### Provided records ###
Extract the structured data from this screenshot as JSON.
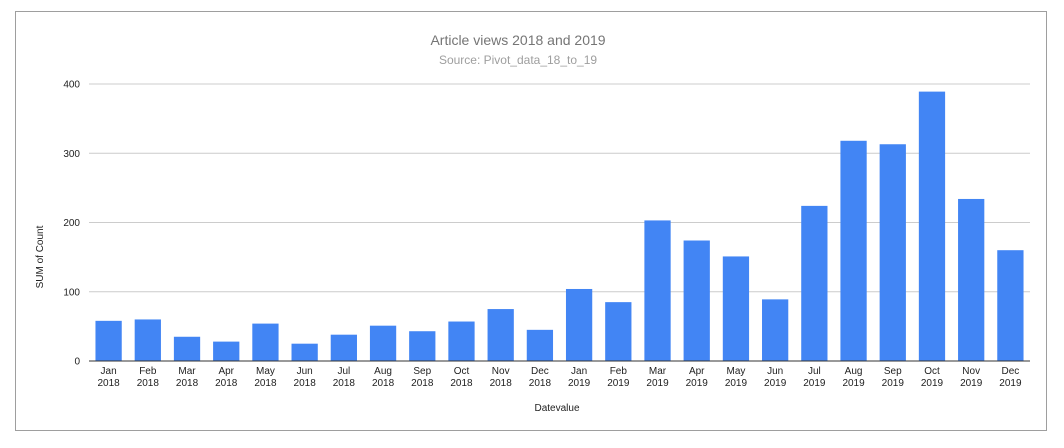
{
  "chart_data": {
    "type": "bar",
    "title": "Article views 2018 and 2019",
    "subtitle": "Source: Pivot_data_18_to_19",
    "xlabel": "Datevalue",
    "ylabel": "SUM of Count",
    "ylim": [
      0,
      400
    ],
    "yticks": [
      "0",
      "100",
      "200",
      "300",
      "400"
    ],
    "categories": [
      [
        "Jan",
        "2018"
      ],
      [
        "Feb",
        "2018"
      ],
      [
        "Mar",
        "2018"
      ],
      [
        "Apr",
        "2018"
      ],
      [
        "May",
        "2018"
      ],
      [
        "Jun",
        "2018"
      ],
      [
        "Jul",
        "2018"
      ],
      [
        "Aug",
        "2018"
      ],
      [
        "Sep",
        "2018"
      ],
      [
        "Oct",
        "2018"
      ],
      [
        "Nov",
        "2018"
      ],
      [
        "Dec",
        "2018"
      ],
      [
        "Jan",
        "2019"
      ],
      [
        "Feb",
        "2019"
      ],
      [
        "Mar",
        "2019"
      ],
      [
        "Apr",
        "2019"
      ],
      [
        "May",
        "2019"
      ],
      [
        "Jun",
        "2019"
      ],
      [
        "Jul",
        "2019"
      ],
      [
        "Aug",
        "2019"
      ],
      [
        "Sep",
        "2019"
      ],
      [
        "Oct",
        "2019"
      ],
      [
        "Nov",
        "2019"
      ],
      [
        "Dec",
        "2019"
      ]
    ],
    "values": [
      58,
      60,
      35,
      28,
      54,
      25,
      38,
      51,
      43,
      57,
      75,
      45,
      104,
      85,
      203,
      174,
      151,
      89,
      224,
      318,
      313,
      389,
      234,
      160
    ],
    "bar_color": "#4285f4",
    "grid": true,
    "legend": "none"
  }
}
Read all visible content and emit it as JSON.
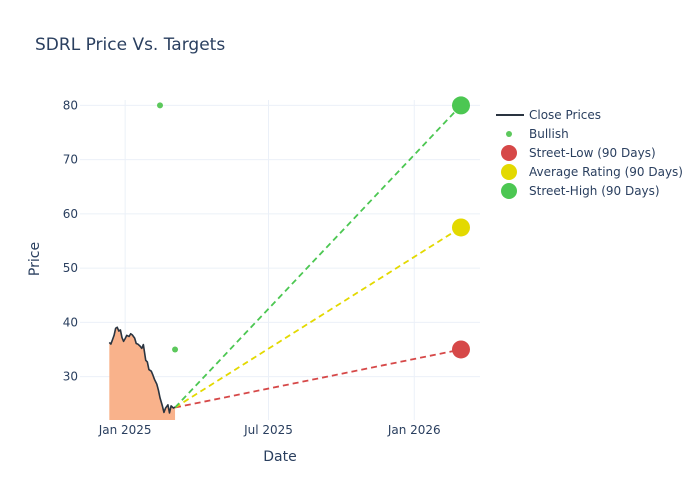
{
  "chart_data": {
    "type": "line",
    "title": "SDRL Price Vs. Targets",
    "xlabel": "Date",
    "ylabel": "Price",
    "x_range": [
      "2024-11-05",
      "2026-03-25"
    ],
    "ylim": [
      22,
      81
    ],
    "x_ticks": [
      {
        "date": "2025-01-01",
        "label": "Jan 2025"
      },
      {
        "date": "2025-07-01",
        "label": "Jul 2025"
      },
      {
        "date": "2026-01-01",
        "label": "Jan 2026"
      }
    ],
    "y_ticks": [
      30,
      40,
      50,
      60,
      70,
      80
    ],
    "grid": true,
    "legend_position": "top-right",
    "series": [
      {
        "name": "Close Prices",
        "kind": "line-area",
        "color": "#2a3440",
        "fill": "#f9b28b",
        "points": [
          [
            "2024-12-12",
            36.3
          ],
          [
            "2024-12-14",
            36.0
          ],
          [
            "2024-12-16",
            36.8
          ],
          [
            "2024-12-18",
            37.6
          ],
          [
            "2024-12-20",
            38.9
          ],
          [
            "2024-12-22",
            39.1
          ],
          [
            "2024-12-24",
            38.4
          ],
          [
            "2024-12-26",
            38.6
          ],
          [
            "2024-12-28",
            37.2
          ],
          [
            "2024-12-30",
            36.5
          ],
          [
            "2025-01-01",
            37.0
          ],
          [
            "2025-01-03",
            37.6
          ],
          [
            "2025-01-06",
            37.4
          ],
          [
            "2025-01-08",
            37.9
          ],
          [
            "2025-01-10",
            37.7
          ],
          [
            "2025-01-13",
            37.1
          ],
          [
            "2025-01-15",
            36.1
          ],
          [
            "2025-01-17",
            36.0
          ],
          [
            "2025-01-20",
            35.6
          ],
          [
            "2025-01-22",
            35.2
          ],
          [
            "2025-01-24",
            35.9
          ],
          [
            "2025-01-27",
            33.0
          ],
          [
            "2025-01-29",
            32.7
          ],
          [
            "2025-01-31",
            31.3
          ],
          [
            "2025-02-03",
            31.0
          ],
          [
            "2025-02-05",
            30.3
          ],
          [
            "2025-02-07",
            29.5
          ],
          [
            "2025-02-10",
            28.6
          ],
          [
            "2025-02-12",
            27.5
          ],
          [
            "2025-02-14",
            26.1
          ],
          [
            "2025-02-17",
            24.6
          ],
          [
            "2025-02-19",
            23.4
          ],
          [
            "2025-02-21",
            24.2
          ],
          [
            "2025-02-24",
            24.8
          ],
          [
            "2025-02-26",
            23.3
          ],
          [
            "2025-02-28",
            24.6
          ],
          [
            "2025-03-03",
            24.2
          ],
          [
            "2025-03-05",
            24.4
          ]
        ]
      },
      {
        "name": "Bullish",
        "kind": "markers",
        "color": "#5cc85c",
        "points": [
          [
            "2025-02-14",
            80
          ],
          [
            "2025-03-05",
            35
          ]
        ]
      },
      {
        "name": "Street-Low (90 Days)",
        "kind": "target",
        "color": "#d64848",
        "from": [
          "2025-03-05",
          24.3
        ],
        "to": [
          "2026-03-01",
          35
        ]
      },
      {
        "name": "Average Rating (90 Days)",
        "kind": "target",
        "color": "#e3d900",
        "from": [
          "2025-03-05",
          24.3
        ],
        "to": [
          "2026-03-01",
          57.5
        ]
      },
      {
        "name": "Street-High (90 Days)",
        "kind": "target",
        "color": "#4cc752",
        "from": [
          "2025-03-05",
          24.3
        ],
        "to": [
          "2026-03-01",
          80
        ]
      }
    ]
  }
}
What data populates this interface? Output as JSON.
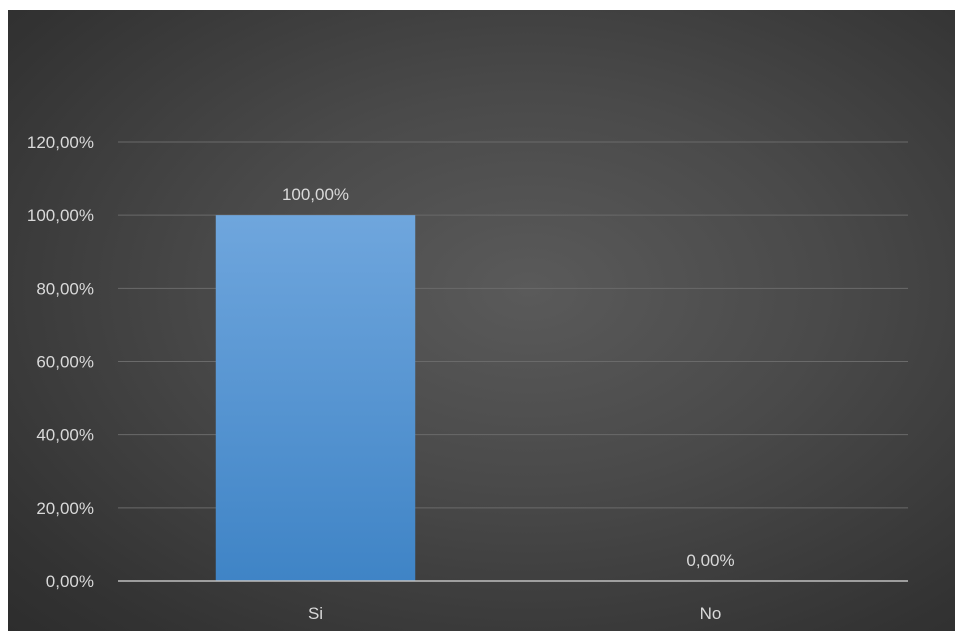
{
  "chart_data": {
    "type": "bar",
    "categories": [
      "Si",
      "No"
    ],
    "values": [
      100,
      0
    ],
    "data_labels": [
      "100,00%",
      "0,00%"
    ],
    "ylim": [
      0,
      120
    ],
    "y_ticks": [
      0,
      20,
      40,
      60,
      80,
      100,
      120
    ],
    "y_tick_labels": [
      "0,00%",
      "20,00%",
      "40,00%",
      "60,00%",
      "80,00%",
      "100,00%",
      "120,00%"
    ],
    "title": "",
    "xlabel": "",
    "ylabel": "",
    "grid": true,
    "legend": "none",
    "colors": {
      "bar_top": "#6fa6dd",
      "bar_bottom": "#3f84c6",
      "gridline": "#6a6a6a",
      "axis_line": "#bfbfbf",
      "text": "#d9d9d9"
    }
  }
}
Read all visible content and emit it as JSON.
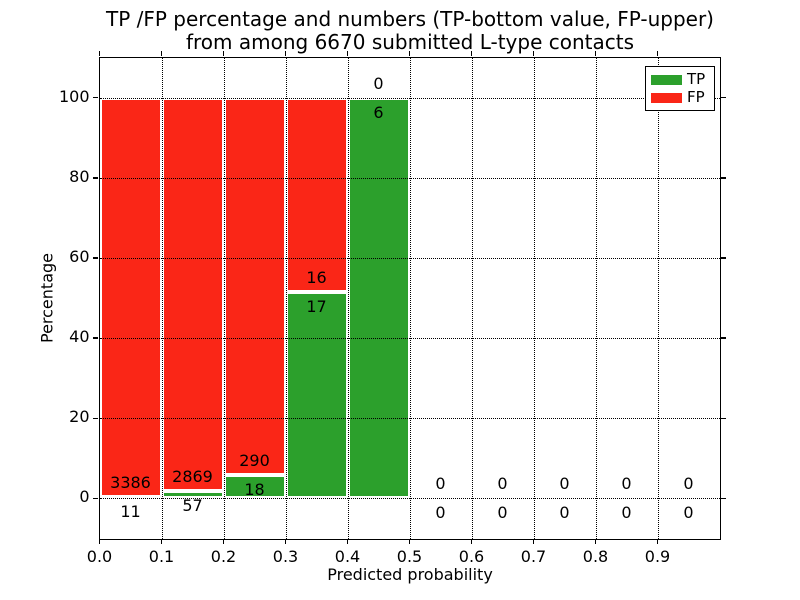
{
  "figure": {
    "title_line1": "TP /FP percentage and numbers (TP-bottom value, FP-upper)",
    "title_line2": "from among 6670 submitted L-type contacts",
    "xlabel": "Predicted probability",
    "ylabel": "Percentage"
  },
  "legend": {
    "items": [
      {
        "label": "TP",
        "color": "#2ca02c"
      },
      {
        "label": "FP",
        "color": "#fa2617"
      }
    ]
  },
  "chart_data": {
    "type": "bar",
    "stacked": true,
    "title": "TP /FP percentage and numbers (TP-bottom value, FP-upper)\nfrom among 6670 submitted L-type contacts",
    "xlabel": "Predicted probability",
    "ylabel": "Percentage",
    "xlim": [
      0.0,
      1.0
    ],
    "ylim": [
      -10,
      110
    ],
    "xticks": [
      "0.0",
      "0.1",
      "0.2",
      "0.3",
      "0.4",
      "0.5",
      "0.6",
      "0.7",
      "0.8",
      "0.9"
    ],
    "yticks": [
      0,
      20,
      40,
      60,
      80,
      100
    ],
    "grid": true,
    "gridstyle": "dotted",
    "legend_position": "upper right",
    "bin_edges": [
      0.0,
      0.1,
      0.2,
      0.3,
      0.4,
      0.5,
      0.6,
      0.7,
      0.8,
      0.9,
      1.0
    ],
    "bar_heights_unit": "percent of bin total, stacked to 100%",
    "series": [
      {
        "name": "TP",
        "color": "#2ca02c",
        "values": [
          11,
          57,
          18,
          17,
          6,
          0,
          0,
          0,
          0,
          0
        ]
      },
      {
        "name": "FP",
        "color": "#fa2617",
        "values": [
          3386,
          2869,
          290,
          16,
          0,
          0,
          0,
          0,
          0,
          0
        ]
      }
    ],
    "tp_percent_per_bin": [
      0.32,
      1.95,
      5.84,
      51.52,
      100.0,
      0,
      0,
      0,
      0,
      0
    ],
    "total_submitted_contacts": 6670
  }
}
###
# [Your objective]
Lines containing the string "this" are to be selected and copied.

# [Finished task]
Extract the structured data from this screenshot as JSON.
What data populates this interface? Output as JSON.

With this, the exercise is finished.